Task statement = In the following material, identify every line holding the string "портфолио" and return it.
------------------------------
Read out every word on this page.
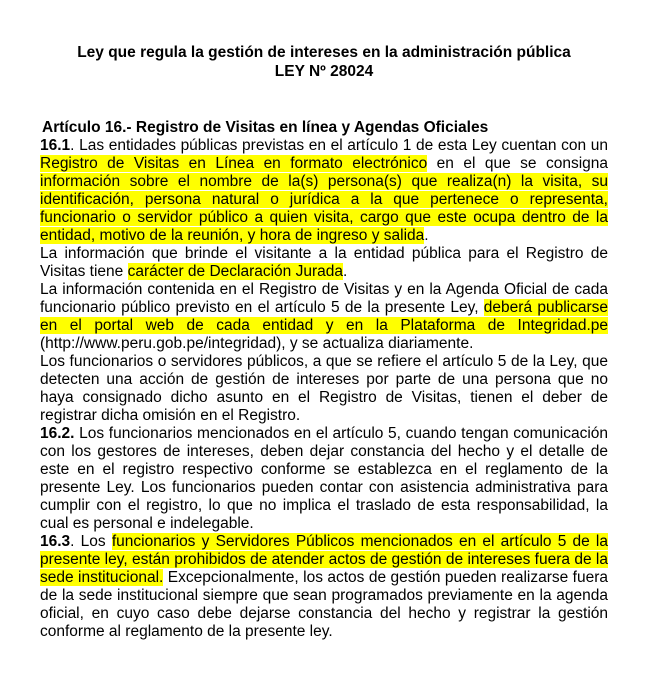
Ley que regula la gestión de intereses en la administración pública
LEY Nº 28024
Artículo 16.- Registro de Visitas en línea y Agendas Oficiales

16.1. Las entidades públicas previstas en el artículo 1 de esta Ley cuentan con un Registro de Visitas en Línea en formato electrónico en el que se consigna información sobre el nombre de la(s) persona(s) que realiza(n) la visita, su identificación, persona natural o jurídica a la que pertenece o representa, funcionario o servidor público a quien visita, cargo que este ocupa dentro de la entidad, motivo de la reunión, y hora de ingreso y salida.

La información que brinde el visitante a la entidad pública para el Registro de Visitas tiene carácter de Declaración Jurada.

La información contenida en el Registro de Visitas y en la Agenda Oficial de cada funcionario público previsto en el artículo 5 de la presente Ley, deberá publicarse en el portal web de cada entidad y en la Plataforma de Integridad.pe (http://www.peru.gob.pe/integridad), y se actualiza diariamente.

Los funcionarios o servidores públicos, a que se refiere el artículo 5 de la Ley, que detecten una acción de gestión de intereses por parte de una persona que no haya consignado dicho asunto en el Registro de Visitas, tienen el deber de registrar dicha omisión en el Registro.

16.2. Los funcionarios mencionados en el artículo 5, cuando tengan comunicación con los gestores de intereses, deben dejar constancia del hecho y el detalle de este en el registro respectivo conforme se establezca en el reglamento de la presente Ley. Los funcionarios pueden contar con asistencia administrativa para cumplir con el registro, lo que no implica el traslado de esta responsabilidad, la cual es personal e indelegable.

16.3. Los funcionarios y Servidores Públicos mencionados en el artículo 5 de la presente ley, están prohibidos de atender actos de gestión de intereses fuera de la sede institucional. Excepcionalmente, los actos de gestión pueden realizarse fuera de la sede institucional siempre que sean programados previamente en la agenda oficial, en cuyo caso debe dejarse constancia del hecho y registrar la gestión conforme al reglamento de la presente ley.
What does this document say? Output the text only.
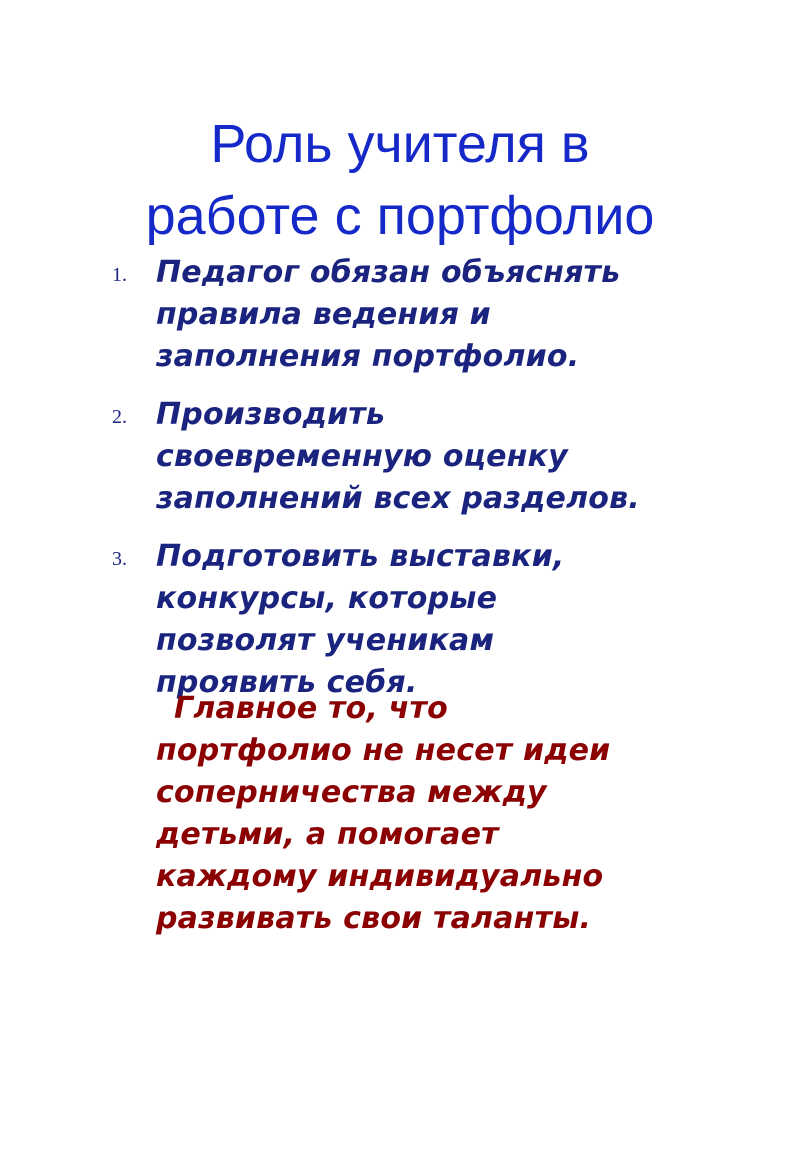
Роль учителя в
работе с портфолио
1. Педагог обязан объяснять
правила ведения и
заполнения портфолио.
2. Производить
своевременную оценку
заполнений всех разделов.
3. Подготовить выставки,
конкурсы, которые
позволят ученикам
проявить себя.
Главное то, что
портфолио не несет идеи
соперничества между
детьми, а помогает
каждому индивидуально
развивать свои таланты.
------------------------------
Result for this exercise =
работе с портфолио
заполнения портфолио.
портфолио не несет идеи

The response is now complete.